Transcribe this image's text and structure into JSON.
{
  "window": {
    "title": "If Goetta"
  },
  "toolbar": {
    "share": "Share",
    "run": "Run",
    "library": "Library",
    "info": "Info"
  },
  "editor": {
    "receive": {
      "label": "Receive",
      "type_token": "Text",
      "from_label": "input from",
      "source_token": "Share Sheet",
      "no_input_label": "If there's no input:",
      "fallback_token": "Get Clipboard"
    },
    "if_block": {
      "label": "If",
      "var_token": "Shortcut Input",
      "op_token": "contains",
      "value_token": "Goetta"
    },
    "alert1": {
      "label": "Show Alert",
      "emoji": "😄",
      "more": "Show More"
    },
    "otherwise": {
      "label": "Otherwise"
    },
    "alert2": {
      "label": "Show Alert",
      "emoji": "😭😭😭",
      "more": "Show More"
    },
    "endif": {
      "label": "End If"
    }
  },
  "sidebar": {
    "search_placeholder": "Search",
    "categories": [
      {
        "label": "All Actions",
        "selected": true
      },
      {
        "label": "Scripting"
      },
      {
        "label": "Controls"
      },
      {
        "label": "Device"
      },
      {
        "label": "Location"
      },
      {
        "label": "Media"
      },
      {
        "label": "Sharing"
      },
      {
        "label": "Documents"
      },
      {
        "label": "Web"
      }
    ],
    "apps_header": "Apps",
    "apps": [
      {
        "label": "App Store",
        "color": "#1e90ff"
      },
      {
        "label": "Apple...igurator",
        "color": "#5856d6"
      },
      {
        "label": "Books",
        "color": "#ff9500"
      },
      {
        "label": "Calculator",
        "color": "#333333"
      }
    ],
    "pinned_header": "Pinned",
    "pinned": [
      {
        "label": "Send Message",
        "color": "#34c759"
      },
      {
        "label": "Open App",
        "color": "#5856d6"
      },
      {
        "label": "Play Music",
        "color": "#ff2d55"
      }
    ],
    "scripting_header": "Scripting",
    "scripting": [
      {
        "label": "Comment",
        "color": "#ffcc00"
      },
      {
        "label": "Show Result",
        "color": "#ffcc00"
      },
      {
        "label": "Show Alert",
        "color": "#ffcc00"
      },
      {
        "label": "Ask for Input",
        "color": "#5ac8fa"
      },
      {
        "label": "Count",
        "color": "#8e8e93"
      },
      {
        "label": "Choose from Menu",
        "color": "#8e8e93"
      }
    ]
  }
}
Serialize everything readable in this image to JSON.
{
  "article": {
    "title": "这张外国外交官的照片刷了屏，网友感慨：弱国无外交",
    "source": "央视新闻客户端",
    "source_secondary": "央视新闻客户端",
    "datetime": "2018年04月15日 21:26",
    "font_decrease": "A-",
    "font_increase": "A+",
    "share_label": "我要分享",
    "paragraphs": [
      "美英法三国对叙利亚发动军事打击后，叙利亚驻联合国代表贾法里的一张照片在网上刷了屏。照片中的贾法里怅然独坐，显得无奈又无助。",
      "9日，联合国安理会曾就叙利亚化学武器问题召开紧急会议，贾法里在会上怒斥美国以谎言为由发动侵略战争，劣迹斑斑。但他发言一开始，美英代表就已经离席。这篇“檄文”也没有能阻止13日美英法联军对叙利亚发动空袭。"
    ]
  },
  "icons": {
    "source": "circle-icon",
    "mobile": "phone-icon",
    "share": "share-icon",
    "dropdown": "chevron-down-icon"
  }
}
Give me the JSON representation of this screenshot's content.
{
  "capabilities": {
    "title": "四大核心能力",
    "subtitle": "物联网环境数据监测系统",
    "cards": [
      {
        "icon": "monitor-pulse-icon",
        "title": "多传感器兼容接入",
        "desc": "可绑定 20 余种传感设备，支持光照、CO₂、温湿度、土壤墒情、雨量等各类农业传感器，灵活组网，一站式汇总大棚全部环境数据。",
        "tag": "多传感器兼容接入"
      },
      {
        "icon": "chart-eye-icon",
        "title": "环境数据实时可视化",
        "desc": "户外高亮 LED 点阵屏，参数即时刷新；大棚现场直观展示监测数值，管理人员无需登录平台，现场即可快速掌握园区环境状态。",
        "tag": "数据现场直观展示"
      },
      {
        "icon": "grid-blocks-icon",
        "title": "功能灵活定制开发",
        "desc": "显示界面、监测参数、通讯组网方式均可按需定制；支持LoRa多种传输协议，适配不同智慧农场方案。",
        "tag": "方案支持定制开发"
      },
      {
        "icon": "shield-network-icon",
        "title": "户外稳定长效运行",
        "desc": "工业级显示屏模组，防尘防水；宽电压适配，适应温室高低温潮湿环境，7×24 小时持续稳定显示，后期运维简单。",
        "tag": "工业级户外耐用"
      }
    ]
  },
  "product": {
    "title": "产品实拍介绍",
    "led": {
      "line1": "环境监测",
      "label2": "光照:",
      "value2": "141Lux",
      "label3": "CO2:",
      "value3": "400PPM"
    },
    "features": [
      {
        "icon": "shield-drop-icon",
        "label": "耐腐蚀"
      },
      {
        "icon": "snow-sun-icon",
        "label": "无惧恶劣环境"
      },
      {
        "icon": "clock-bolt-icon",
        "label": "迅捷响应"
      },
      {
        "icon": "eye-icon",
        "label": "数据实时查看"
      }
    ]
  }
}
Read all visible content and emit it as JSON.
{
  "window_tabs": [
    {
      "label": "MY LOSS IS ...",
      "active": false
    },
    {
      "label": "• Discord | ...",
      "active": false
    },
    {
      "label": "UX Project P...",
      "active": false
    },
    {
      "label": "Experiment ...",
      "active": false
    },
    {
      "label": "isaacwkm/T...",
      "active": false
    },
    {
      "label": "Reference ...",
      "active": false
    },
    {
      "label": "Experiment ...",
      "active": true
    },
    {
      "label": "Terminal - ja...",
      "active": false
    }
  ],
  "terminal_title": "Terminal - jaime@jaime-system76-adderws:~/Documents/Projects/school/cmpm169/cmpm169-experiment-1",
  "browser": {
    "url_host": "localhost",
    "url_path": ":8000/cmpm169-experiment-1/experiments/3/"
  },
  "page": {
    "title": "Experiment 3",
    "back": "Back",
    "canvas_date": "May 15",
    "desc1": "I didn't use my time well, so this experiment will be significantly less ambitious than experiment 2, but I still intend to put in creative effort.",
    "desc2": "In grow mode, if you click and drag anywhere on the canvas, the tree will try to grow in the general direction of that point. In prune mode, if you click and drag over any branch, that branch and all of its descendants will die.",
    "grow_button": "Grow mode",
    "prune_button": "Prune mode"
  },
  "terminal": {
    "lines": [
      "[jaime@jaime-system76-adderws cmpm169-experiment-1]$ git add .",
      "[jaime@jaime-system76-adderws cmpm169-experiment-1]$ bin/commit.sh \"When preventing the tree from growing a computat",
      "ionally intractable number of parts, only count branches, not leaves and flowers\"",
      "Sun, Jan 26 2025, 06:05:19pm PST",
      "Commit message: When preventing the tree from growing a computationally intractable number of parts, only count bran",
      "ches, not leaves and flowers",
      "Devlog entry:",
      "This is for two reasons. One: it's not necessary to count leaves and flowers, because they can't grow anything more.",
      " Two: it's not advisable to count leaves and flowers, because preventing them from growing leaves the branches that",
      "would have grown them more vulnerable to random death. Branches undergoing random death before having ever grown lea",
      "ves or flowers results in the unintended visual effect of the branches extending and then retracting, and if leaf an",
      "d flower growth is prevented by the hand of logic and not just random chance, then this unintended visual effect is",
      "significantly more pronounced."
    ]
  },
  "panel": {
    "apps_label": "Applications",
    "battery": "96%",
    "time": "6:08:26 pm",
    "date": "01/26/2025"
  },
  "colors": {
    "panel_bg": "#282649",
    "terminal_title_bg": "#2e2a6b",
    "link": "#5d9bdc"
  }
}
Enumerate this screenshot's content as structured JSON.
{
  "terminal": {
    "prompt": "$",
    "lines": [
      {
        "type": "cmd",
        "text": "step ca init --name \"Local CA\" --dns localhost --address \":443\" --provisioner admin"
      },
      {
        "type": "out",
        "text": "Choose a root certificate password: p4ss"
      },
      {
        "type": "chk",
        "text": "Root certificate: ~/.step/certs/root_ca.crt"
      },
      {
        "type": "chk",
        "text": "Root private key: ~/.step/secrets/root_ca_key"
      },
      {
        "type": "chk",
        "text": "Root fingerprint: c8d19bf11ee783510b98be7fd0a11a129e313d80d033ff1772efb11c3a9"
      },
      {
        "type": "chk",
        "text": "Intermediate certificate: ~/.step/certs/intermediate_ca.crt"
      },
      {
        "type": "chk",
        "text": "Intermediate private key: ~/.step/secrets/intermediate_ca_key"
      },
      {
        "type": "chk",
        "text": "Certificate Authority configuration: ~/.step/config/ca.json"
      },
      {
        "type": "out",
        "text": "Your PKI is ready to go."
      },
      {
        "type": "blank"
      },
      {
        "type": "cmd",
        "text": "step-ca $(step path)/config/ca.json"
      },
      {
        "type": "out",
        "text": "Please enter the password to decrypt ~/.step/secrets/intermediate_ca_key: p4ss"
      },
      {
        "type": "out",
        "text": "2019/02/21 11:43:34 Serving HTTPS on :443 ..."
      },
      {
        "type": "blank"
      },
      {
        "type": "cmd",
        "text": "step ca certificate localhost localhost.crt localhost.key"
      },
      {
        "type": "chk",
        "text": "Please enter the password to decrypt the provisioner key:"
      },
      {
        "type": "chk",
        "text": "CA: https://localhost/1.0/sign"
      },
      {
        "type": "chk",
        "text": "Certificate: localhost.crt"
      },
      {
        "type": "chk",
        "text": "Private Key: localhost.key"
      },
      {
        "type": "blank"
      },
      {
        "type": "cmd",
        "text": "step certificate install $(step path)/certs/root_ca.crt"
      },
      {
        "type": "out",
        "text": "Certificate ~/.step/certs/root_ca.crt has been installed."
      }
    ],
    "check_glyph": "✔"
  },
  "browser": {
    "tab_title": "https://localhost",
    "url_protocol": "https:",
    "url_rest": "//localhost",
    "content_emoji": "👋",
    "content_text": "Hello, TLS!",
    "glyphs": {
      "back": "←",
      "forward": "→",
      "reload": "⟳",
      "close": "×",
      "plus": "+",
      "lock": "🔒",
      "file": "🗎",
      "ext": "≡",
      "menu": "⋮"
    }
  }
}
__________
Copy out every line from the data above that has "effect" in it.

      "ves or flowers results in the unintended visual effect of the branches extending and then retracting, and if leaf an",
      "d flower growth is prevented by the hand of logic and not just random chance, then this unintended visual effect is",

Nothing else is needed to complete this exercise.